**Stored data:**
=-=-=-=-=

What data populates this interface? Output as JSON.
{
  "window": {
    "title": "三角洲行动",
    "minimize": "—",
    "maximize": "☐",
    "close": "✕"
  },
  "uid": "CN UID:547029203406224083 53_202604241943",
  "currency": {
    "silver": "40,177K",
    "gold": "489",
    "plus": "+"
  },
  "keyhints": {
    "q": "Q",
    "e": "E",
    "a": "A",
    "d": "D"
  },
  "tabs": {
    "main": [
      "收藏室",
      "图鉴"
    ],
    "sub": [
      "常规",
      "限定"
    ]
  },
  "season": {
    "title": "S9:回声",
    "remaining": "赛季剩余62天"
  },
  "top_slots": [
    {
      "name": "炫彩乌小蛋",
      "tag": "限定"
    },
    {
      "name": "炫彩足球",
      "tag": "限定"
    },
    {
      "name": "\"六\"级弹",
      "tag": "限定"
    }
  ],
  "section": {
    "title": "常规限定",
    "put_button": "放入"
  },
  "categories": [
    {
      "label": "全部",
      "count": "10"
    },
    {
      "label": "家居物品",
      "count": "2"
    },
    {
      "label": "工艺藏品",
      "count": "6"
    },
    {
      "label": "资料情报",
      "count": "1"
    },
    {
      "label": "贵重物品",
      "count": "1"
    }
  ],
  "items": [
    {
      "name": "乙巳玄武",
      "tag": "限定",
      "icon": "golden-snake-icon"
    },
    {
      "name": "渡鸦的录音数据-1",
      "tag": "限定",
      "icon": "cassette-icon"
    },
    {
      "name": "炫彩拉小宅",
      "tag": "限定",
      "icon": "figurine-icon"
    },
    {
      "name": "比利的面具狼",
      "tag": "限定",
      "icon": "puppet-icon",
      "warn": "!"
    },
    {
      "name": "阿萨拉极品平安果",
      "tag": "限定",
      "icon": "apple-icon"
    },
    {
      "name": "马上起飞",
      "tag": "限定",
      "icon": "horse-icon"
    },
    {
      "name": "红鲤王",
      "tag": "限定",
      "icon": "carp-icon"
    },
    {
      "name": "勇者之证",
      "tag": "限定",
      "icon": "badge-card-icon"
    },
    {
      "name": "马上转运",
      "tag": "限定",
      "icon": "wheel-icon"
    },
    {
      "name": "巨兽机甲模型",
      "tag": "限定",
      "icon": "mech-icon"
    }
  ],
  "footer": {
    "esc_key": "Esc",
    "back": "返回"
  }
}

=-=-=-=-=

**Exercise task:** State how many lines of the records above contain the word "icon", giving only that number.

**Completed exercise:** 10